--- start of Listing ---
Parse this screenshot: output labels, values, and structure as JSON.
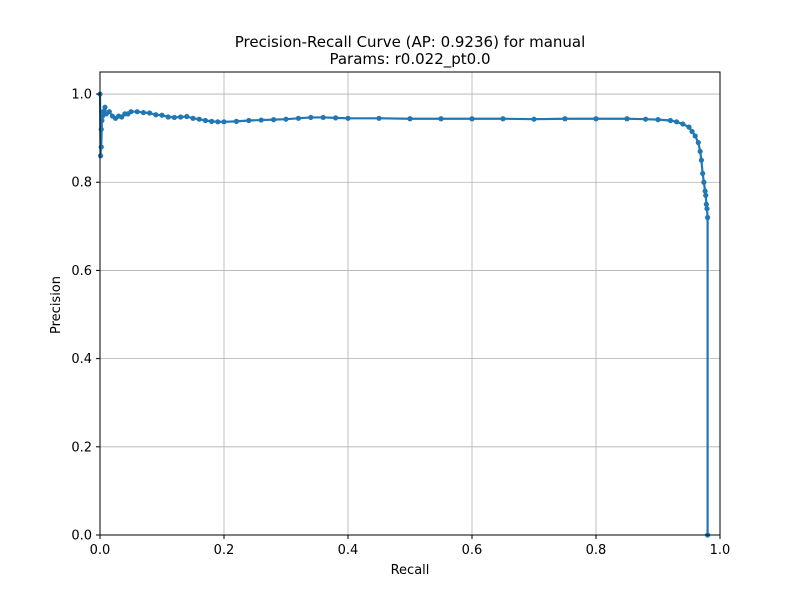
{
  "chart_data": {
    "type": "line",
    "title": "Precision-Recall Curve (AP: 0.9236) for manual",
    "subtitle": "Params: r0.022_pt0.0",
    "xlabel": "Recall",
    "ylabel": "Precision",
    "xlim": [
      0.0,
      1.0
    ],
    "ylim": [
      0.0,
      1.05
    ],
    "x_ticks": [
      "0.0",
      "0.2",
      "0.4",
      "0.6",
      "0.8",
      "1.0"
    ],
    "y_ticks": [
      "0.0",
      "0.2",
      "0.4",
      "0.6",
      "0.8",
      "1.0"
    ],
    "grid": true,
    "marker": "dot",
    "series_color": "#1f77b4",
    "series": [
      {
        "x": [
          0.0,
          0.001,
          0.002,
          0.002,
          0.003,
          0.004,
          0.005,
          0.006,
          0.008,
          0.01,
          0.015,
          0.02,
          0.025,
          0.03,
          0.035,
          0.04,
          0.045,
          0.05,
          0.06,
          0.07,
          0.08,
          0.09,
          0.1,
          0.11,
          0.12,
          0.13,
          0.14,
          0.15,
          0.16,
          0.17,
          0.18,
          0.19,
          0.2,
          0.22,
          0.24,
          0.26,
          0.28,
          0.3,
          0.32,
          0.34,
          0.36,
          0.38,
          0.4,
          0.45,
          0.5,
          0.55,
          0.6,
          0.65,
          0.7,
          0.75,
          0.8,
          0.85,
          0.88,
          0.9,
          0.92,
          0.93,
          0.94,
          0.95,
          0.955,
          0.96,
          0.965,
          0.968,
          0.97,
          0.972,
          0.974,
          0.976,
          0.977,
          0.978,
          0.979,
          0.98,
          0.98
        ],
        "y": [
          1.0,
          0.86,
          0.92,
          0.88,
          0.94,
          0.95,
          0.96,
          0.96,
          0.97,
          0.955,
          0.96,
          0.95,
          0.945,
          0.95,
          0.948,
          0.955,
          0.955,
          0.96,
          0.96,
          0.958,
          0.957,
          0.953,
          0.952,
          0.948,
          0.947,
          0.948,
          0.949,
          0.945,
          0.943,
          0.94,
          0.938,
          0.937,
          0.937,
          0.938,
          0.94,
          0.941,
          0.942,
          0.943,
          0.945,
          0.947,
          0.947,
          0.946,
          0.945,
          0.945,
          0.944,
          0.944,
          0.944,
          0.944,
          0.943,
          0.944,
          0.944,
          0.944,
          0.943,
          0.942,
          0.94,
          0.937,
          0.932,
          0.925,
          0.915,
          0.905,
          0.89,
          0.87,
          0.85,
          0.82,
          0.8,
          0.78,
          0.77,
          0.75,
          0.74,
          0.72,
          0.0
        ]
      }
    ]
  }
}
--- end of Listing ---
• [Task prompt]
Find each line holding the word "Recall" and copy it.

• [Solution for this task]
    "title": "Precision-Recall Curve (AP: 0.9236) for manual",
    "xlabel": "Recall",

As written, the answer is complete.